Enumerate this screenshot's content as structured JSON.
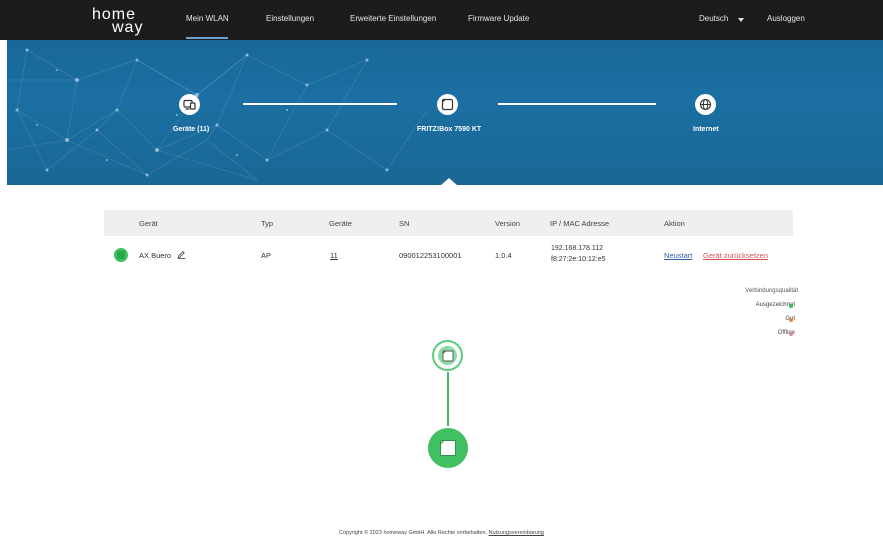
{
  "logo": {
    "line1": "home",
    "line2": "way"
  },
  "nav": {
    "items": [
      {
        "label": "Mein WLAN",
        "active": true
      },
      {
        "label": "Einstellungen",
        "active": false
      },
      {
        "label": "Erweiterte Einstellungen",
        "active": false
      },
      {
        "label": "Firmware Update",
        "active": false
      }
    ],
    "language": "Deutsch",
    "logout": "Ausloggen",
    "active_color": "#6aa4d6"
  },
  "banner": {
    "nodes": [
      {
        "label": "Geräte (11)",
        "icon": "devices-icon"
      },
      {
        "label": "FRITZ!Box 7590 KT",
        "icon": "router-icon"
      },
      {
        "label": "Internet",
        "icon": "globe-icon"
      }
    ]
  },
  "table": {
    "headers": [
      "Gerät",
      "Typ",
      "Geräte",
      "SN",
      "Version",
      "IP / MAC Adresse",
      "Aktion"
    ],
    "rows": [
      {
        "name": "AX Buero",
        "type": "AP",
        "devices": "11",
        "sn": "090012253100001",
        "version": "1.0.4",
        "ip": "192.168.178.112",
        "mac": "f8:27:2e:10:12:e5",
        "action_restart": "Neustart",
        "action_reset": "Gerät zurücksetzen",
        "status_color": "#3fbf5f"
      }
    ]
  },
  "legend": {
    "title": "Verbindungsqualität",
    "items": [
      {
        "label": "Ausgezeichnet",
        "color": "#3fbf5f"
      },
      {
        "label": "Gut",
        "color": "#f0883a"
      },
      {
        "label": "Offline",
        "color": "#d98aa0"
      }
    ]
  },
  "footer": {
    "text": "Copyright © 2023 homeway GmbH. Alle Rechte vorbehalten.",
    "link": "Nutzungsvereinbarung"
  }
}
==
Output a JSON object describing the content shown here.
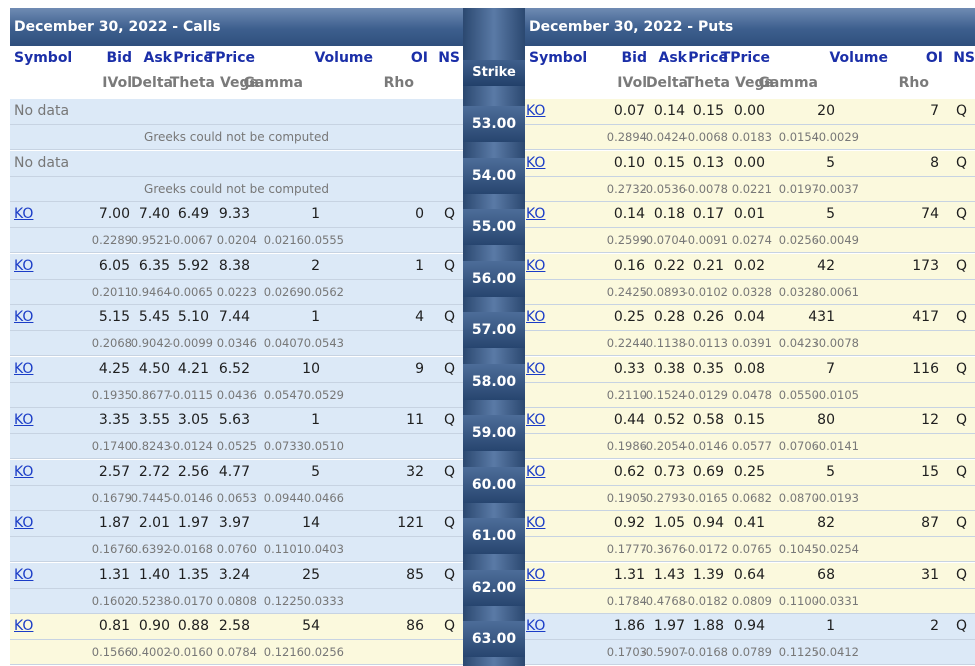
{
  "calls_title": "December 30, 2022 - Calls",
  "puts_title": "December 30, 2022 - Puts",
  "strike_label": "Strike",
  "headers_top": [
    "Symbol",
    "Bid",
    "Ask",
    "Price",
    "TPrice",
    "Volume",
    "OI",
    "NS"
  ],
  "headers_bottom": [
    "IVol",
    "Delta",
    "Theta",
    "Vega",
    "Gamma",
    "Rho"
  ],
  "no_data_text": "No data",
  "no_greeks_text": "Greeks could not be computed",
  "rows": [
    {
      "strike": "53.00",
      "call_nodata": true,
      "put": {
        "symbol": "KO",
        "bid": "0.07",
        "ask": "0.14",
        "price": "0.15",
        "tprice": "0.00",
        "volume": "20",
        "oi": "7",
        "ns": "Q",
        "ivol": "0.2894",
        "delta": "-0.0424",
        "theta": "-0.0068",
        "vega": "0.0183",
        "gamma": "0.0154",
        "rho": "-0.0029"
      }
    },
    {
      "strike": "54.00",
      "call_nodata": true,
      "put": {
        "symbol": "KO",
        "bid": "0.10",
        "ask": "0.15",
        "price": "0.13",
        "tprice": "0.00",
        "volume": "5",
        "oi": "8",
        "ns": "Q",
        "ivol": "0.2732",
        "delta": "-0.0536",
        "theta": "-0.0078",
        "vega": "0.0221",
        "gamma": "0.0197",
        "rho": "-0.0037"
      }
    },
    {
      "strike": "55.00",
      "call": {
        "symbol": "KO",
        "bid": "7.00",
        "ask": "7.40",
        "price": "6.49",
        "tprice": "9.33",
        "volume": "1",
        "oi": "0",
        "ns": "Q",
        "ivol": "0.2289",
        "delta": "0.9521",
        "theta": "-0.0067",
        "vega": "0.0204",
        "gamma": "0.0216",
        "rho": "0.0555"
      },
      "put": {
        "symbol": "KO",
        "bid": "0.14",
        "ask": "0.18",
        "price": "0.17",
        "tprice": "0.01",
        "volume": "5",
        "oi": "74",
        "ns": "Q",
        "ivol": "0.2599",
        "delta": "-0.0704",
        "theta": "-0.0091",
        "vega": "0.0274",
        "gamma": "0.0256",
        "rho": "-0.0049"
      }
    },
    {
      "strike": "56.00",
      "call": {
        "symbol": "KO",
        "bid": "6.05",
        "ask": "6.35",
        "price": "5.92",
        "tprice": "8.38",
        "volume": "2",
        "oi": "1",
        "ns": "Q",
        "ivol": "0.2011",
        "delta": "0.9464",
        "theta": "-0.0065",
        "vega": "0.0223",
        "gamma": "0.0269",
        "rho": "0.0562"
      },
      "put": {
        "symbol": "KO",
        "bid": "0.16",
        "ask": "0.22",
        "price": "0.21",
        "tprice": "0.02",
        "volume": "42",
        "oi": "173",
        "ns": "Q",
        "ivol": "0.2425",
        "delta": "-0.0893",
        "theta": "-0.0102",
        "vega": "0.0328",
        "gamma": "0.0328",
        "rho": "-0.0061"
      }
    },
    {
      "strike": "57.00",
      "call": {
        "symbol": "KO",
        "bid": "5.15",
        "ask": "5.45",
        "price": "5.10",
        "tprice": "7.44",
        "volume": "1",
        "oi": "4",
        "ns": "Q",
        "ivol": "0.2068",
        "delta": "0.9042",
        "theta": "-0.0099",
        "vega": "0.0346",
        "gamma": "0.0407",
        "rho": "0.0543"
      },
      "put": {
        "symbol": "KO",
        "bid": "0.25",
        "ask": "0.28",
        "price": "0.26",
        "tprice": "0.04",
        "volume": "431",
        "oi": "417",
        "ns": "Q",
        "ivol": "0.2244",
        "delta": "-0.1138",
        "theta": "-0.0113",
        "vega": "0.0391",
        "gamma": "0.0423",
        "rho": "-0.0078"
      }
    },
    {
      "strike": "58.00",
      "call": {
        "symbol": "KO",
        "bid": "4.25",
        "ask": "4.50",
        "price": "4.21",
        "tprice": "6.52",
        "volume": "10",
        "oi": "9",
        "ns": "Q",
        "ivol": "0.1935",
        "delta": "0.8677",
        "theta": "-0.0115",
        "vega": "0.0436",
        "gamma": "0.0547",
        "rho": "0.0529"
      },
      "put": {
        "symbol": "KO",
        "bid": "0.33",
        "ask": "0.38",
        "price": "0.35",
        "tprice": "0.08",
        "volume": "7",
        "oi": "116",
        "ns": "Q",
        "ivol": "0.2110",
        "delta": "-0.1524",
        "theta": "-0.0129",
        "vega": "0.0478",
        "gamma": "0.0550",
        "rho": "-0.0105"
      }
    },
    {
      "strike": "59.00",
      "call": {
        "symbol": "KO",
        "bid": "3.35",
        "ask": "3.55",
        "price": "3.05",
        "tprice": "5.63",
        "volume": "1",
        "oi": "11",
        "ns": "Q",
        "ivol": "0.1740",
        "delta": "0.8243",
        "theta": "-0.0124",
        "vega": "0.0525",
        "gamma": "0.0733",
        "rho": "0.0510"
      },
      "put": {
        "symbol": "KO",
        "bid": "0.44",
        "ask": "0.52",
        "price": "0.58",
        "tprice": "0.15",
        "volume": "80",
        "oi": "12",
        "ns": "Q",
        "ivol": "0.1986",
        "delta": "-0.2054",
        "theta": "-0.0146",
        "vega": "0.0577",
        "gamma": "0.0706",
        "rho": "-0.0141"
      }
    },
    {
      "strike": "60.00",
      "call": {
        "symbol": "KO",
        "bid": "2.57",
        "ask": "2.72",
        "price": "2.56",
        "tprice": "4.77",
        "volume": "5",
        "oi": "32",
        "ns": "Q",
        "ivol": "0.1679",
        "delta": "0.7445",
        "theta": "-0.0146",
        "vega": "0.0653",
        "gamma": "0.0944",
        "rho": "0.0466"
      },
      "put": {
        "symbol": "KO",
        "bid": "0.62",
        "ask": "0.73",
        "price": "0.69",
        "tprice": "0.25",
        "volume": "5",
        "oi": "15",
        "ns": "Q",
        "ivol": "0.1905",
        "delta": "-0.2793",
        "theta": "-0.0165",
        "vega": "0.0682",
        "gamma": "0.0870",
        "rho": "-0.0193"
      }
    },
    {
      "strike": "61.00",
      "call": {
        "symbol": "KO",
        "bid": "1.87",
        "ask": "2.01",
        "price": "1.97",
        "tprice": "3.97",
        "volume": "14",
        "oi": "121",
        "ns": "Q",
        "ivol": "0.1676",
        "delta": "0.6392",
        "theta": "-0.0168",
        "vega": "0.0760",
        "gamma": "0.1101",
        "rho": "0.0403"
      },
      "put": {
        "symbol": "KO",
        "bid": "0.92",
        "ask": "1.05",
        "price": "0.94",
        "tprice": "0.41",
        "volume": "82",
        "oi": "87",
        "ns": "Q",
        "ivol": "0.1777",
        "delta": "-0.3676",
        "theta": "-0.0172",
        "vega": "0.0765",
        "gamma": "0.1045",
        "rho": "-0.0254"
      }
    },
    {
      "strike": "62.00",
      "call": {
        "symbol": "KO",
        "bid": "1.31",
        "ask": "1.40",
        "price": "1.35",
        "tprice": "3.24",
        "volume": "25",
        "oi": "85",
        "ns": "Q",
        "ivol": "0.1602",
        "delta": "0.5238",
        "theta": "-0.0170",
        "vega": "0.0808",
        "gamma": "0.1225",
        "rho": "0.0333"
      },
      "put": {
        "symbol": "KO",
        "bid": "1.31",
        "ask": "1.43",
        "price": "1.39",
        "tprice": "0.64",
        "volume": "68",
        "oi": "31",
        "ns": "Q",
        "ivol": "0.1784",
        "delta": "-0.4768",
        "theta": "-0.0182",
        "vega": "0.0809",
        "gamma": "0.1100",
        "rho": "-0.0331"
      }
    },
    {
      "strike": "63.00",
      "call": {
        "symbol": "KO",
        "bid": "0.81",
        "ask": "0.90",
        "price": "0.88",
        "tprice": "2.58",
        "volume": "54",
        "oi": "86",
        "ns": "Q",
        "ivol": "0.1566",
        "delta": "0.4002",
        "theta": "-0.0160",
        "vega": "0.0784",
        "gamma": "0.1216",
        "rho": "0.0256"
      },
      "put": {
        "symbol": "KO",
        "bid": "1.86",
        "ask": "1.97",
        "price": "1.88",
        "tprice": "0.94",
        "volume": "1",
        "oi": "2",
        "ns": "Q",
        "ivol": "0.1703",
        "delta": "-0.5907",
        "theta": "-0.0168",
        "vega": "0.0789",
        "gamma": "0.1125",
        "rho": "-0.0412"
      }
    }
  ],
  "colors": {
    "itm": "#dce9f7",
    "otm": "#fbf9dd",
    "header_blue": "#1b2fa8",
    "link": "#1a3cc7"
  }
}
...
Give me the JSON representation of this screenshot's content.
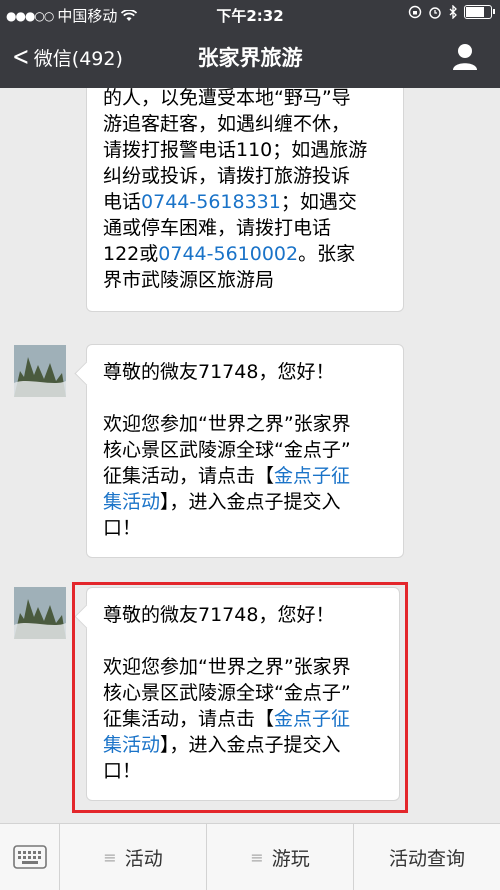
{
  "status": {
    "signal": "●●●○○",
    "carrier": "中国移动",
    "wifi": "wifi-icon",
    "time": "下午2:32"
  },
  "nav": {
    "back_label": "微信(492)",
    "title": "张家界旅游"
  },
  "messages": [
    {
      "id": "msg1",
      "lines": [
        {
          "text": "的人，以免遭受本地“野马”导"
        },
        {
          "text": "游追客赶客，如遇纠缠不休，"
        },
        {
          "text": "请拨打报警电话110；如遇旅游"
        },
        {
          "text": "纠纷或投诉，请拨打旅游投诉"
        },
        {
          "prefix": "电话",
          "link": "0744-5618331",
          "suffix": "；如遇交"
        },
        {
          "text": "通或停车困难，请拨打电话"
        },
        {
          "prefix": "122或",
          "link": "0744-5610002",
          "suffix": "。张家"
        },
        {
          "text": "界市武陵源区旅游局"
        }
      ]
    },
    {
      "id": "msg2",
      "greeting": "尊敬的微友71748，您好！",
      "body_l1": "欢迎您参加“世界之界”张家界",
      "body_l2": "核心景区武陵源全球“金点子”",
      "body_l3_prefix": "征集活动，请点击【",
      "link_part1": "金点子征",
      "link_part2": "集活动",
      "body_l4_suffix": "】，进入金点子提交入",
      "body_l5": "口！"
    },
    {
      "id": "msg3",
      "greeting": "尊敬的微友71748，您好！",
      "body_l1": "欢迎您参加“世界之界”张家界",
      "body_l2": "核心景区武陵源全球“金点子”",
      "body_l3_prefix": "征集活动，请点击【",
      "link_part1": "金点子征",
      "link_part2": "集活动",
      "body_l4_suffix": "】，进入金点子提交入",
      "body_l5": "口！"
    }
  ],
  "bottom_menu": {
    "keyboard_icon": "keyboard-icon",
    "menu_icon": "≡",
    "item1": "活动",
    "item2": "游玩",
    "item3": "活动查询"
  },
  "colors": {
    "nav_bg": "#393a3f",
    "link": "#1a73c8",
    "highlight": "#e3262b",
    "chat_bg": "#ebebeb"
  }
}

◆ **GIVEN EXERCISE**
Go through the records and copy each line with "Einstellungen" in it.

◆ **FULL ANSWER**
        "label": "Einstellungen",
        "label": "Erweiterte Einstellungen",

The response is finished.